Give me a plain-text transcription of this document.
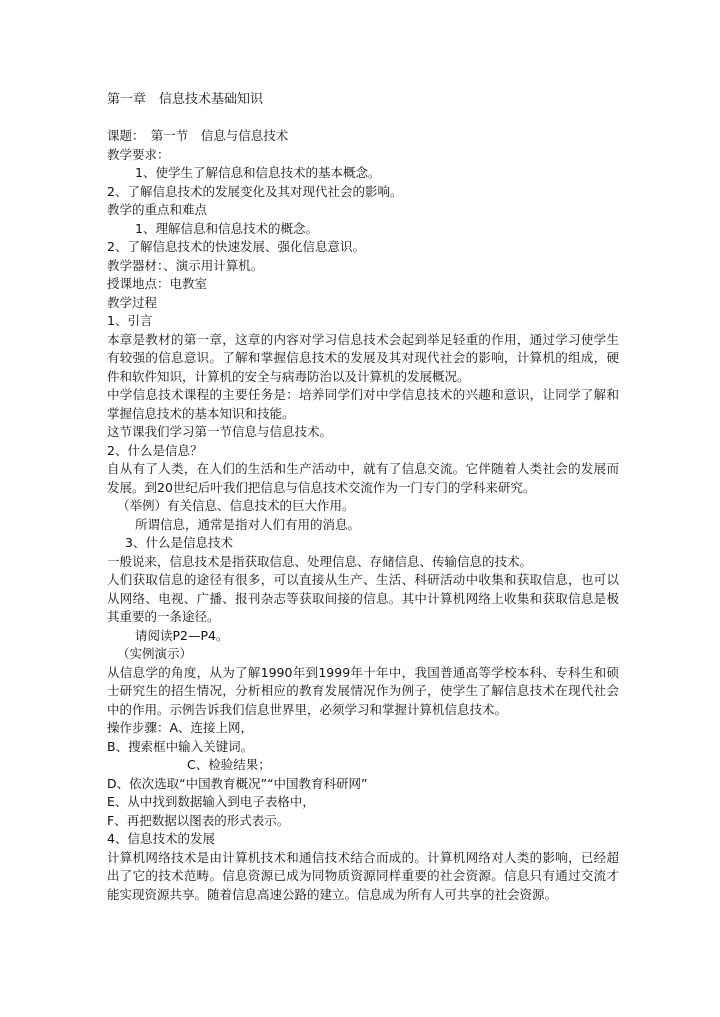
第一章　信息技术基础知识
课题：　第一节　信息与信息技术
教学要求：
1、使学生了解信息和信息技术的基本概念。
2、了解信息技术的发展变化及其对现代社会的影响。
教学的重点和难点
1、理解信息和信息技术的概念。
2、了解信息技术的快速发展、强化信息意识。
教学器材：、演示用计算机。
授课地点：电教室
教学过程
1、引言
本章是教材的第一章，这章的内容对学习信息技术会起到举足轻重的作用，通过学习使学生有较强的信息意识。了解和掌握信息技术的发展及其对现代社会的影响，计算机的组成，硬件和软件知识，计算机的安全与病毒防治以及计算机的发展概况。
中学信息技术课程的主要任务是：培养同学们对中学信息技术的兴趣和意识，让同学了解和掌握信息技术的基本知识和技能。
这节课我们学习第一节信息与信息技术。
2、什么是信息？
自从有了人类，在人们的生活和生产活动中，就有了信息交流。它伴随着人类社会的发展而发展。到20世纪后叶我们把信息与信息技术交流作为一门专门的学科来研究。
（举例）有关信息、信息技术的巨大作用。
所谓信息，通常是指对人们有用的消息。
3、什么是信息技术
一般说来，信息技术是指获取信息、处理信息、存储信息、传输信息的技术。
人们获取信息的途径有很多，可以直接从生产、生活、科研活动中收集和获取信息，也可以从网络、电视、广播、报刊杂志等获取间接的信息。其中计算机网络上收集和获取信息是极其重要的一条途径。
请阅读P2—P4。
（实例演示）
从信息学的角度，从为了解1990年到1999年十年中，我国普通高等学校本科、专科生和硕士研究生的招生情况，分析相应的教育发展情况作为例子，使学生了解信息技术在现代社会中的作用。示例告诉我们信息世界里，必须学习和掌握计算机信息技术。
操作步骤：A、连接上网，
B、搜索框中输入关键词。
C、检验结果；
D、依次选取“中国教育概况”“中国教育科研网”
E、从中找到数据输入到电子表格中，
F、再把数据以图表的形式表示。
4、信息技术的发展
计算机网络技术是由计算机技术和通信技术结合而成的。计算机网络对人类的影响，已经超出了它的技术范畴。信息资源已成为同物质资源同样重要的社会资源。信息只有通过交流才能实现资源共享。随着信息高速公路的建立。信息成为所有人可共享的社会资源。
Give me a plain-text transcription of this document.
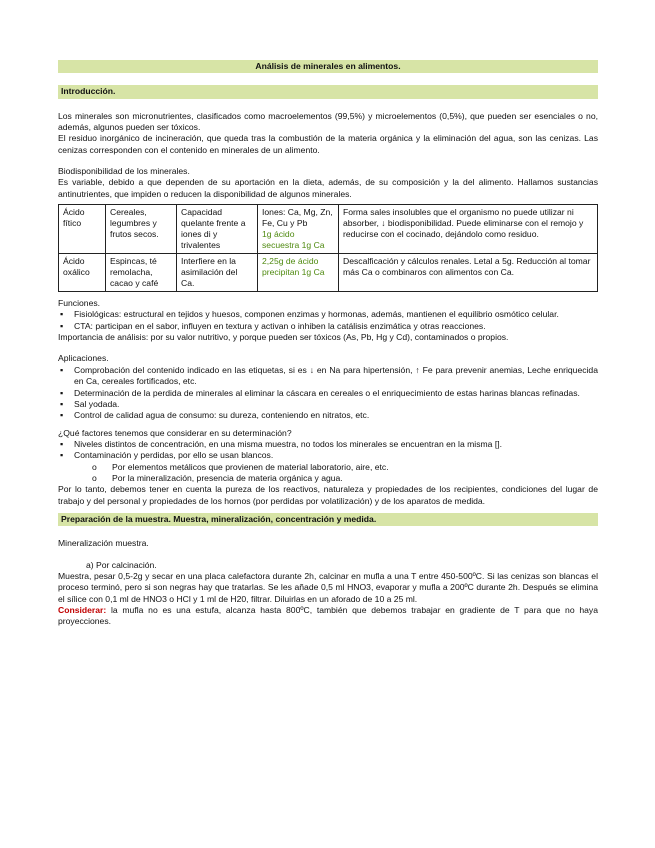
Análisis de minerales en alimentos.
Introducción.

Los minerales son micronutrientes, clasificados como macroelementos (99,5%) y microelementos (0,5%), que pueden ser esenciales o no, además, algunos pueden ser tóxicos.

El residuo inorgánico de incineración, que queda tras la combustión de la materia orgánica y la eliminación del agua, son las cenizas. Las cenizas corresponden con el contenido en minerales de un alimento.

Biodisponibilidad de los minerales.

Es variable, debido a que dependen de su aportación en la dieta, además, de su composición y la del alimento. Hallamos sustancias antinutrientes, que impiden o reducen la disponibilidad de algunos minerales.

Ácido fítico	Cereales, legumbres y frutos secos.	Capacidad quelante frente a iones di y trivalentes	Iones: Ca, Mg, Zn, Fe, Cu y Pb
1g ácido secuestra 1g Ca	Forma sales insolubles que el organismo no puede utilizar ni absorber, ↓ biodisponibilidad. Puede eliminarse con el remojo y reducirse con el cocinado, dejándolo como residuo.
Ácido oxálico	Espincas, té remolacha, cacao y café	Interfiere en la asimilación del Ca.	2,25g de ácido precipitan 1g Ca	Descalficación y cálculos renales. Letal a 5g. Reducción al tomar más Ca o combinaros con alimentos con Ca.

Funciones.

▪ Fisiológicas: estructural en tejidos y huesos, componen enzimas y hormonas, además, mantienen el equilibrio osmótico celular.
▪ CTA: participan en el sabor, influyen en textura y activan o inhiben la catálisis enzimática y otras reacciones.

Importancia de análisis: por su valor nutritivo, y porque pueden ser tóxicos (As, Pb, Hg y Cd), contaminados o propios.

Aplicaciones.

▪ Comprobación del contenido indicado en las etiquetas, si es ↓ en Na para hipertensión, ↑ Fe para prevenir anemias, Leche enriquecida en Ca, cereales fortificados, etc.
▪ Determinación de la perdida de minerales al eliminar la cáscara en cereales o el enriquecimiento de estas harinas blancas refinadas.
▪ Sal yodada.
▪ Control de calidad agua de consumo: su dureza, conteniendo en nitratos, etc.

¿Qué factores tenemos que considerar en su determinación?

▪ Niveles distintos de concentración, en una misma muestra, no todos los minerales se encuentran en la misma [].
▪ Contaminación y perdidas, por ello se usan blancos.
o Por elementos metálicos que provienen de material laboratorio, aire, etc.
o Por la mineralización, presencia de materia orgánica y agua.

Por lo tanto, debemos tener en cuenta la pureza de los reactivos, naturaleza y propiedades de los recipientes, condiciones del lugar de trabajo y del personal y propiedades de los hornos (por perdidas por volatilización) y de los aparatos de medida.

Preparación de la muestra. Muestra, mineralización, concentración y medida.

Mineralización muestra.

a) Por calcinación.

Muestra, pesar 0,5-2g y secar en una placa calefactora durante 2h, calcinar en mufla a una T entre 450-500ºC. Si las cenizas son blancas el proceso terminó, pero si son negras hay que tratarlas. Se les añade 0,5 ml HNO3, evaporar y mufla a 200ºC durante 2h. Después se elimina el sílice con 0,1 ml de HNO3 o HCl y 1 ml de H20, filtrar. Diluirlas en un aforado de 10 a 25 ml.

Considerar: la mufla no es una estufa, alcanza hasta 800ºC, también que debemos trabajar en gradiente de T para que no haya proyecciones.
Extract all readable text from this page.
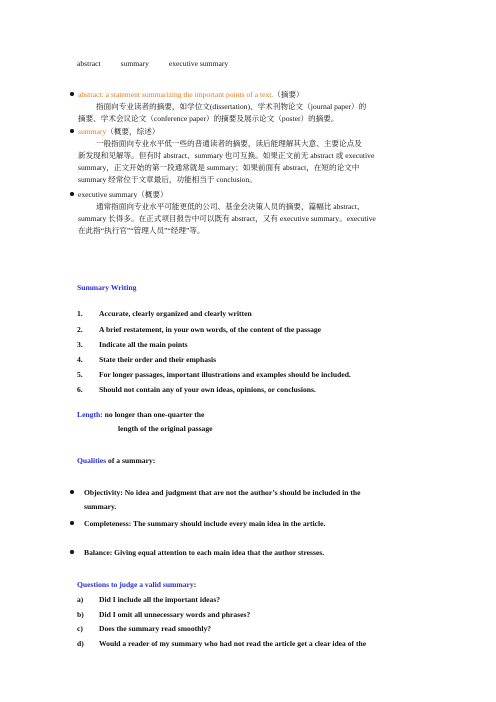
abstract	summary	executive summary
abstract: a statement summarizing the important points of a text.（摘要）
指面向专业读者的摘要，如学位文(dissertation)、学术刊物论文（journal paper）的
摘要、学术会议论文（conference paper）的摘要及展示论文（poster）的摘要。
summary（概要，综述）
一般指面向专业水平低一些的普通读者的摘要，读后能理解其大意、主要论点及
新发现和见解等。但有时 abstract、summary 也可互换。如果正文前无 abstract 或 executive
summary，正文开始的第一段通常就是 summary；如果前面有 abstract，在短的论文中
summary 经常位于文章最后，功能相当于 conclusion。
executive summary（概要）
通常指面向专业水平可能更低的公司、基金会决策人员的摘要，篇幅比 abstract、
summary 长得多。在正式项目报告中可以既有 abstract，又有 executive summary。executive
在此指“执行官”“管理人员”“经理”等。
Summary Writing
1. Accurate, clearly organized and clearly written
2. A brief restatement, in your own words, of the content of the passage
3. Indicate all the main points
4. State their order and their emphasis
5. For longer passages, important illustrations and examples should be included.
6. Should not contain any of your own ideas, opinions, or conclusions.
Length: no longer than one-quarter the
length of the original passage
Qualities of a summary:
Objectivity: No idea and judgment that are not the author’s should be included in the
summary.
Completeness: The summary should include every main idea in the article.
Balance: Giving equal attention to each main idea that the author stresses.
Questions to judge a valid summary:
a) Did I include all the important ideas?
b) Did I omit all unnecessary words and phrases?
c) Does the summary read smoothly?
d) Would a reader of my summary who had not read the article get a clear idea of the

Directions: Write out the listing above again, exactly, but with no pictures in the copy.

Answer for this exercise:
Give me a plain-text transcription of this document.
第一章　信息技术基础知识
课题：　第一节　信息与信息技术
教学要求：
1、使学生了解信息和信息技术的基本概念。
2、了解信息技术的发展变化及其对现代社会的影响。
教学的重点和难点
1、理解信息和信息技术的概念。
2、了解信息技术的快速发展、强化信息意识。
教学器材：、演示用计算机。
授课地点：电教室
教学过程
1、引言
本章是教材的第一章，这章的内容对学习信息技术会起到举足轻重的作用，通过学习使学生有较强的信息意识。了解和掌握信息技术的发展及其对现代社会的影响，计算机的组成，硬件和软件知识，计算机的安全与病毒防治以及计算机的发展概况。
中学信息技术课程的主要任务是：培养同学们对中学信息技术的兴趣和意识，让同学了解和掌握信息技术的基本知识和技能。
这节课我们学习第一节信息与信息技术。
2、什么是信息？
自从有了人类，在人们的生活和生产活动中，就有了信息交流。它伴随着人类社会的发展而发展。到20世纪后叶我们把信息与信息技术交流作为一门专门的学科来研究。
（举例）有关信息、信息技术的巨大作用。
所谓信息，通常是指对人们有用的消息。
3、什么是信息技术
一般说来，信息技术是指获取信息、处理信息、存储信息、传输信息的技术。
人们获取信息的途径有很多，可以直接从生产、生活、科研活动中收集和获取信息，也可以从网络、电视、广播、报刊杂志等获取间接的信息。其中计算机网络上收集和获取信息是极其重要的一条途径。
请阅读P2—P4。
（实例演示）
从信息学的角度，从为了解1990年到1999年十年中，我国普通高等学校本科、专科生和硕士研究生的招生情况，分析相应的教育发展情况作为例子，使学生了解信息技术在现代社会中的作用。示例告诉我们信息世界里，必须学习和掌握计算机信息技术。
操作步骤：A、连接上网，
B、搜索框中输入关键词。
C、检验结果；
D、依次选取“中国教育概况”“中国教育科研网”
E、从中找到数据输入到电子表格中，
F、再把数据以图表的形式表示。
4、信息技术的发展
计算机网络技术是由计算机技术和通信技术结合而成的。计算机网络对人类的影响，已经超出了它的技术范畴。信息资源已成为同物质资源同样重要的社会资源。信息只有通过交流才能实现资源共享。随着信息高速公路的建立。信息成为所有人可共享的社会资源。
Give me a plain-text transcription of this document.
Análisis de minerales en alimentos.
Introducción.

Los minerales son micronutrientes, clasificados como macroelementos (99,5%) y microelementos (0,5%), que pueden ser esenciales o no, además, algunos pueden ser tóxicos.

El residuo inorgánico de incineración, que queda tras la combustión de la materia orgánica y la eliminación del agua, son las cenizas. Las cenizas corresponden con el contenido en minerales de un alimento.

Biodisponibilidad de los minerales.

Es variable, debido a que dependen de su aportación en la dieta, además, de su composición y la del alimento. Hallamos sustancias antinutrientes, que impiden o reducen la disponibilidad de algunos minerales.

Ácido fítico	Cereales, legumbres y frutos secos.	Capacidad quelante frente a iones di y trivalentes	Iones: Ca, Mg, Zn, Fe, Cu y Pb
1g ácido secuestra 1g Ca	Forma sales insolubles que el organismo no puede utilizar ni absorber, ↓ biodisponibilidad. Puede eliminarse con el remojo y reducirse con el cocinado, dejándolo como residuo.
Ácido oxálico	Espincas, té remolacha, cacao y café	Interfiere en la asimilación del Ca.	2,25g de ácido precipitan 1g Ca	Descalficación y cálculos renales. Letal a 5g. Reducción al tomar más Ca o combinaros con alimentos con Ca.

Funciones.

▪ Fisiológicas: estructural en tejidos y huesos, componen enzimas y hormonas, además, mantienen el equilibrio osmótico celular.
▪ CTA: participan en el sabor, influyen en textura y activan o inhiben la catálisis enzimática y otras reacciones.

Importancia de análisis: por su valor nutritivo, y porque pueden ser tóxicos (As, Pb, Hg y Cd), contaminados o propios.

Aplicaciones.

▪ Comprobación del contenido indicado en las etiquetas, si es ↓ en Na para hipertensión, ↑ Fe para prevenir anemias, Leche enriquecida en Ca, cereales fortificados, etc.
▪ Determinación de la perdida de minerales al eliminar la cáscara en cereales o el enriquecimiento de estas harinas blancas refinadas.
▪ Sal yodada.
▪ Control de calidad agua de consumo: su dureza, conteniendo en nitratos, etc.

¿Qué factores tenemos que considerar en su determinación?

▪ Niveles distintos de concentración, en una misma muestra, no todos los minerales se encuentran en la misma [].
▪ Contaminación y perdidas, por ello se usan blancos.
o Por elementos metálicos que provienen de material laboratorio, aire, etc.
o Por la mineralización, presencia de materia orgánica y agua.

Por lo tanto, debemos tener en cuenta la pureza de los reactivos, naturaleza y propiedades de los recipientes, condiciones del lugar de trabajo y del personal y propiedades de los hornos (por perdidas por volatilización) y de los aparatos de medida.

Preparación de la muestra. Muestra, mineralización, concentración y medida.

Mineralización muestra.

a) Por calcinación.

Muestra, pesar 0,5-2g y secar en una placa calefactora durante 2h, calcinar en mufla a una T entre 450-500ºC. Si las cenizas son blancas el proceso terminó, pero si son negras hay que tratarlas. Se les añade 0,5 ml HNO3, evaporar y mufla a 200ºC durante 2h. Después se elimina el sílice con 0,1 ml de HNO3 o HCl y 1 ml de H20, filtrar. Diluirlas en un aforado de 10 a 25 ml.

Considerar: la mufla no es una estufa, alcanza hasta 800ºC, también que debemos trabajar en gradiente de T para que no haya proyecciones.
Extract all readable text from this page.
abstract	summary	executive summary
abstract: a statement summarizing the important points of a text.（摘要）
指面向专业读者的摘要，如学位文(dissertation)、学术刊物论文（journal paper）的
摘要、学术会议论文（conference paper）的摘要及展示论文（poster）的摘要。
summary（概要，综述）
一般指面向专业水平低一些的普通读者的摘要，读后能理解其大意、主要论点及
新发现和见解等。但有时 abstract、summary 也可互换。如果正文前无 abstract 或 executive
summary，正文开始的第一段通常就是 summary；如果前面有 abstract，在短的论文中
summary 经常位于文章最后，功能相当于 conclusion。
executive summary（概要）
通常指面向专业水平可能更低的公司、基金会决策人员的摘要，篇幅比 abstract、
summary 长得多。在正式项目报告中可以既有 abstract，又有 executive summary。executive
在此指“执行官”“管理人员”“经理”等。
Summary Writing
1. Accurate, clearly organized and clearly written
2. A brief restatement, in your own words, of the content of the passage
3. Indicate all the main points
4. State their order and their emphasis
5. For longer passages, important illustrations and examples should be included.
6. Should not contain any of your own ideas, opinions, or conclusions.
Length: no longer than one-quarter the
length of the original passage
Qualities of a summary:
Objectivity: No idea and judgment that are not the author’s should be included in the
summary.
Completeness: The summary should include every main idea in the article.
Balance: Giving equal attention to each main idea that the author stresses.
Questions to judge a valid summary:
a) Did I include all the important ideas?
b) Did I omit all unnecessary words and phrases?
c) Does the summary read smoothly?
d) Would a reader of my summary who had not read the article get a clear idea of the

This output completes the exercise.